[START OF EXTRACTED RECORDS]

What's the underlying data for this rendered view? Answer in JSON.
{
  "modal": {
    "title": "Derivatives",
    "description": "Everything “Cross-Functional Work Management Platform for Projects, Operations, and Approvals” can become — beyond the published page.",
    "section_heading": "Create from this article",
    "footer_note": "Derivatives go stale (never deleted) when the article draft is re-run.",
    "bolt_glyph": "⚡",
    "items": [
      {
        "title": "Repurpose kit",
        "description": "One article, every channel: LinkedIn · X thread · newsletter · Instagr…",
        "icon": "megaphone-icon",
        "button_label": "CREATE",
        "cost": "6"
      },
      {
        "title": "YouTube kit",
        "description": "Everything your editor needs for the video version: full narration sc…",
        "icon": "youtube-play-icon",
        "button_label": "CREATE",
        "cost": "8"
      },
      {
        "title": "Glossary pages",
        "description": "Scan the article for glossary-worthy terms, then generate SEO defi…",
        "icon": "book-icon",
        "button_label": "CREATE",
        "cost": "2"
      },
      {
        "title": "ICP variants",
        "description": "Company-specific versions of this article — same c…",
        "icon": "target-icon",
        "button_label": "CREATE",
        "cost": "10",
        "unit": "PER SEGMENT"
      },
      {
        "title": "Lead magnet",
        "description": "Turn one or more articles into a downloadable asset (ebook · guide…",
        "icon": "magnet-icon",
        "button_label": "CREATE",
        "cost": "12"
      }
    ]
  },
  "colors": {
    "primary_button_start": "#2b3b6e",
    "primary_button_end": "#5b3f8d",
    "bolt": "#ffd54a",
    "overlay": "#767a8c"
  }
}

[END OF EXTRACTED RECORDS]

### REQUIRED WORK
Go through the records above and set each one down exactly, please.

### SOLUTION TO THE PROBLEM
What's the underlying data for this rendered view? Answer in JSON.
{
  "modal": {
    "title": "Derivatives",
    "description": "Everything “Cross-Functional Work Management Platform for Projects, Operations, and Approvals” can become — beyond the published page.",
    "section_heading": "Create from this article",
    "footer_note": "Derivatives go stale (never deleted) when the article draft is re-run.",
    "bolt_glyph": "⚡",
    "items": [
      {
        "title": "Repurpose kit",
        "description": "One article, every channel: LinkedIn · X thread · newsletter · Instagr…",
        "icon": "megaphone-icon",
        "button_label": "CREATE",
        "cost": "6"
      },
      {
        "title": "YouTube kit",
        "description": "Everything your editor needs for the video version: full narration sc…",
        "icon": "youtube-play-icon",
        "button_label": "CREATE",
        "cost": "8"
      },
      {
        "title": "Glossary pages",
        "description": "Scan the article for glossary-worthy terms, then generate SEO defi…",
        "icon": "book-icon",
        "button_label": "CREATE",
        "cost": "2"
      },
      {
        "title": "ICP variants",
        "description": "Company-specific versions of this article — same c…",
        "icon": "target-icon",
        "button_label": "CREATE",
        "cost": "10",
        "unit": "PER SEGMENT"
      },
      {
        "title": "Lead magnet",
        "description": "Turn one or more articles into a downloadable asset (ebook · guide…",
        "icon": "magnet-icon",
        "button_label": "CREATE",
        "cost": "12"
      }
    ]
  },
  "colors": {
    "primary_button_start": "#2b3b6e",
    "primary_button_end": "#5b3f8d",
    "bolt": "#ffd54a",
    "overlay": "#767a8c"
  }
}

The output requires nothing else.